--- BEGIN The records ---

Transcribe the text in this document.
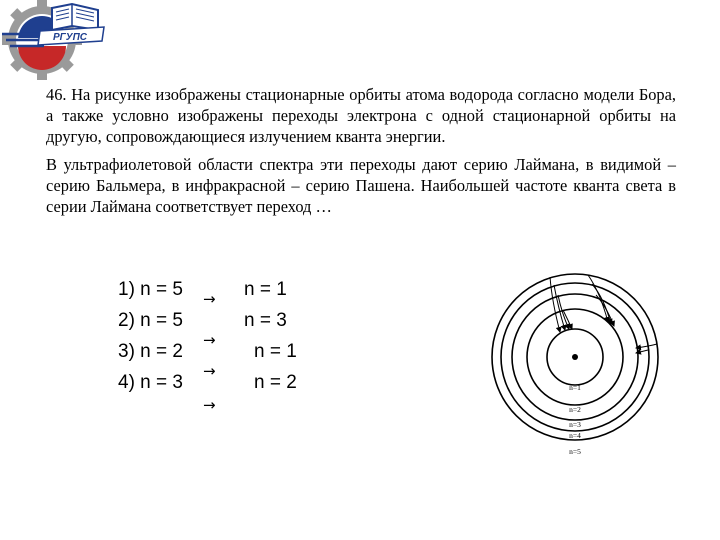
РГУПС

46. На рисунке изображены стационарные орбиты атома водорода согласно модели Бора, а также условно изображены переходы электрона с одной стационарной орбиты на другую, сопровождающиеся излучением кванта энергии.

В ультрафиолетовой области спектра эти переходы дают серию Лаймана, в видимой – серию Бальмера, в инфракрасной – серию Пашена. Наибольшей частоте кванта света в серии Лаймана соответствует переход …

1) n = 5	n = 1
2) n = 5	n = 3
3) n = 2	n = 1
4) n = 3	n = 2
→
→
→
→
n=1
n=2
n=3
n=4
n=5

--- END The records ---

* [Aim]
The data should be printed again unchanged; leave its pictures out.

* [Reply to the task]
Transcribe the text in this document.
РГУПС

46. На рисунке изображены стационарные орбиты атома водорода согласно модели Бора, а также условно изображены переходы электрона с одной стационарной орбиты на другую, сопровождающиеся излучением кванта энергии.

В ультрафиолетовой области спектра эти переходы дают серию Лаймана, в видимой – серию Бальмера, в инфракрасной – серию Пашена. Наибольшей частоте кванта света в серии Лаймана соответствует переход …

1) n = 5	n = 1
2) n = 5	n = 3
3) n = 2	n = 1
4) n = 3	n = 2
→
→
→
→
n=1
n=2
n=3
n=4
n=5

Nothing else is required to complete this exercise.